— SOURCE DOCUMENT —
■ ■ ■

These toy trains did get damaged in our rough play, but we was kids and didn't care about cost. They would be worth a lot of money today, but only if we had left them in the box and we had sat on chairs and been bored to death as children. As it is, I sold them off when I was in my 20's to buy FOOD for my family and I assume they are still being played with as TOYS by someone else.


Now, when I "play trains" I take into account the cost of the item, but if the desire to do something exceeds the fear of the cost, I figure I paid for the "toys" so I should be able to do with them as I please. I no longer "TRY" to wreck things (especially _either_ of my $4000 Aster Mikes) but I also don't keep them locked away to never chance them getting damaged... and I have wrecked one of them FOUR times (including 3 falls from a 3 to 4 ft high elevated track). The cost of the "toy" is consumed in the pleasure I get from "playing" with them.


----------



## wombat457 (Jul 15, 2015)

Don't really know what to make of this ... very weird in my opinion


----------



## Greg Elmassian (Jan 3, 2008)

lotasteam often posts off the wall stuff... look up his posts...

■ ■ ■

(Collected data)
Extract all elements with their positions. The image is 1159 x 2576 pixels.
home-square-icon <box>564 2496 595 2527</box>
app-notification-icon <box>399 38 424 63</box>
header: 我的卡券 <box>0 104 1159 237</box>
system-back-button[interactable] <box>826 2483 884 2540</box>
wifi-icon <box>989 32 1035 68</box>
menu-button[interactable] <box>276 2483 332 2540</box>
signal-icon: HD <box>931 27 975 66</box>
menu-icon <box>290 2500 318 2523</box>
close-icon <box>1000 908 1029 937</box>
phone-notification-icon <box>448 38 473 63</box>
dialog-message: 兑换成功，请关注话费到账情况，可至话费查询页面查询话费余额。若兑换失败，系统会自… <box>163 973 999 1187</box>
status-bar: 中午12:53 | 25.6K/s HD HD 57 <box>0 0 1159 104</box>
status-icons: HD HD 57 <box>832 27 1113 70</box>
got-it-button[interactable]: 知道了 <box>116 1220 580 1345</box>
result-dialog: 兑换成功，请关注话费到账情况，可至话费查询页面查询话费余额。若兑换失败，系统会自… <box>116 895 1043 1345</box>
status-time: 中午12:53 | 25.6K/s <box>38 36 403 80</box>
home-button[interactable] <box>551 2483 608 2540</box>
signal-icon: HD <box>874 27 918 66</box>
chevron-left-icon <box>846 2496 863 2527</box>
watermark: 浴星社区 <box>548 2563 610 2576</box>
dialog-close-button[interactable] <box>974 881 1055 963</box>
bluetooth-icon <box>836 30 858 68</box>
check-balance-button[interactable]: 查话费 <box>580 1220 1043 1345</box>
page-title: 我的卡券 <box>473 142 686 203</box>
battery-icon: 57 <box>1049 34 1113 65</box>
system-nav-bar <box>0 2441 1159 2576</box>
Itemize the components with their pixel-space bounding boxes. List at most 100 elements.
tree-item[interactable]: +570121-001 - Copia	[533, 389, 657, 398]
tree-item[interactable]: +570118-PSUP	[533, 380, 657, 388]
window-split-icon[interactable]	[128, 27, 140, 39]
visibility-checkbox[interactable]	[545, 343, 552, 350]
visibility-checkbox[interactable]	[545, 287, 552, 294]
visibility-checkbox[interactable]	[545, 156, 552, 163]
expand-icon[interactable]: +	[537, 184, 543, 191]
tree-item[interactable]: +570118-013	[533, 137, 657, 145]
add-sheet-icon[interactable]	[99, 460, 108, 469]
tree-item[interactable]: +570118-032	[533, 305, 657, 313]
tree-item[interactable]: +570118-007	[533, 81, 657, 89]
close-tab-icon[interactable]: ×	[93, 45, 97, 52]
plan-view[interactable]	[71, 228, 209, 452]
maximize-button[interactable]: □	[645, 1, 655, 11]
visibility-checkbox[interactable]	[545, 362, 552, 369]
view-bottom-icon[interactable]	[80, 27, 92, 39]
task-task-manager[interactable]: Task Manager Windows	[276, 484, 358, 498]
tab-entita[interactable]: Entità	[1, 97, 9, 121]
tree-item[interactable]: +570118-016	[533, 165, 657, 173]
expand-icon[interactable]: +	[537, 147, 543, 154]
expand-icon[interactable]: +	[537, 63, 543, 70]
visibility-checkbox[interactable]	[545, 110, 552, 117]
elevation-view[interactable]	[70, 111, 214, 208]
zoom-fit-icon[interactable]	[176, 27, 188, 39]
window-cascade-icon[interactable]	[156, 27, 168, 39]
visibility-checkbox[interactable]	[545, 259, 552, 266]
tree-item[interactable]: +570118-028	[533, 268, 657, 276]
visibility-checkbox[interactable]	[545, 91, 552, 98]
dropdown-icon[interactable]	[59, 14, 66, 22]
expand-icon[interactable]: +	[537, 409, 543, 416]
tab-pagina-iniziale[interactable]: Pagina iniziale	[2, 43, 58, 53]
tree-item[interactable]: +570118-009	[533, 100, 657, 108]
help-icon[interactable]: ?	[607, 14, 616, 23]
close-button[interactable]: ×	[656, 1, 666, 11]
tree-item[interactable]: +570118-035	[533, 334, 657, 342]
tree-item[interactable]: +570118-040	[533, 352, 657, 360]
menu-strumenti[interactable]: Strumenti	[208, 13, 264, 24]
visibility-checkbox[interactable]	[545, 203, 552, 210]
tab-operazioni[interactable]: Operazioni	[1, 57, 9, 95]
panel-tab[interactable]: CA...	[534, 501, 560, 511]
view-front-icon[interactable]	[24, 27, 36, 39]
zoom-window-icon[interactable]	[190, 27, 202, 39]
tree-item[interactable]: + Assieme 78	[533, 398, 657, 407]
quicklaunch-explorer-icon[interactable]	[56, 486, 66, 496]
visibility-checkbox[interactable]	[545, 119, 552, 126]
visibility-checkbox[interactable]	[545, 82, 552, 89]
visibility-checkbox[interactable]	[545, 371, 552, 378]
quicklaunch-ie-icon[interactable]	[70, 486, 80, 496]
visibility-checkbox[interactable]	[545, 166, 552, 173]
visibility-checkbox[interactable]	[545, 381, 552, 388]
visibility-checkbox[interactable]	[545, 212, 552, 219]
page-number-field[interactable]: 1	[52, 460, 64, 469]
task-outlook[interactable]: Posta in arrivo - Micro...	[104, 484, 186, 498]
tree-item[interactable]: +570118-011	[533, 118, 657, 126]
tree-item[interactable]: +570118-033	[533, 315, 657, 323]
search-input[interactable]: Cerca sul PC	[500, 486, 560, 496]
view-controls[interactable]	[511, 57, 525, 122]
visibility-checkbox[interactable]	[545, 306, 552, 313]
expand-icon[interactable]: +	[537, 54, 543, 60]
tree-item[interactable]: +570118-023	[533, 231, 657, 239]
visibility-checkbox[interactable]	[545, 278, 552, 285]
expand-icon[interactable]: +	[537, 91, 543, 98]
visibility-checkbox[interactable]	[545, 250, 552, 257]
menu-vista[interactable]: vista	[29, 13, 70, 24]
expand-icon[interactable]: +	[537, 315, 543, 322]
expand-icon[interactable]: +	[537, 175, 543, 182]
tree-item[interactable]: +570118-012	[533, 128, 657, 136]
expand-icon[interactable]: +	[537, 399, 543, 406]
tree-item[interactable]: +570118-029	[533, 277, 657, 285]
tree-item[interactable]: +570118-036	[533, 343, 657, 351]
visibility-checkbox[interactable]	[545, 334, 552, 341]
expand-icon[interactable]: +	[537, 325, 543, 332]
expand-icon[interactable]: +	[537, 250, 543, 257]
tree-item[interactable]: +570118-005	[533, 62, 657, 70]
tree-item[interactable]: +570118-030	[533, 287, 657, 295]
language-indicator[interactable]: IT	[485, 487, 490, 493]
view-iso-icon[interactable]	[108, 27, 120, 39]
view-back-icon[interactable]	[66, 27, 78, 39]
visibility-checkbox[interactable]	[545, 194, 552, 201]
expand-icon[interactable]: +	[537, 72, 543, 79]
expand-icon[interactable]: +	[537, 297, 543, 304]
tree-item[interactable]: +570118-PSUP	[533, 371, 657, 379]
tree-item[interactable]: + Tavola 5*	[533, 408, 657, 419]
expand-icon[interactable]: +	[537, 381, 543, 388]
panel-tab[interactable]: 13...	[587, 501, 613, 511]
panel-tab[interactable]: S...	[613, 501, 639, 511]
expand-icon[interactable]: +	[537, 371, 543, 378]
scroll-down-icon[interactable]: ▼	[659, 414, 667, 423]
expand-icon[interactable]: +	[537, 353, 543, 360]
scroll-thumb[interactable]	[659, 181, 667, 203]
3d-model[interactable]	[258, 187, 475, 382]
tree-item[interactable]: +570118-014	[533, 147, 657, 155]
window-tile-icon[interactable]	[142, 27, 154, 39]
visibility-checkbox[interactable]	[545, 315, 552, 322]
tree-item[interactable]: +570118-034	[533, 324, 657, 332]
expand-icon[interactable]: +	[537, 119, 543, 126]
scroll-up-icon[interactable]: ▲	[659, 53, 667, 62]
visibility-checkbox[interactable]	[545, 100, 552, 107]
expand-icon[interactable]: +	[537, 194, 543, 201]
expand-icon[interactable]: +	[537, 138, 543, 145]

■ ■ ■

— REQUEST A —
List every username that appears in the toy train forum thread.
— REQUEST B —
According to the toy train forum thread, why did the first poster sell the trains in their 20s?
The rows were gathered from a separate source.

— EXPECTED ANSWER A —
wombat457, Greg Elmassian, lotasteam

— EXPECTED ANSWER B —
To buy food for their family.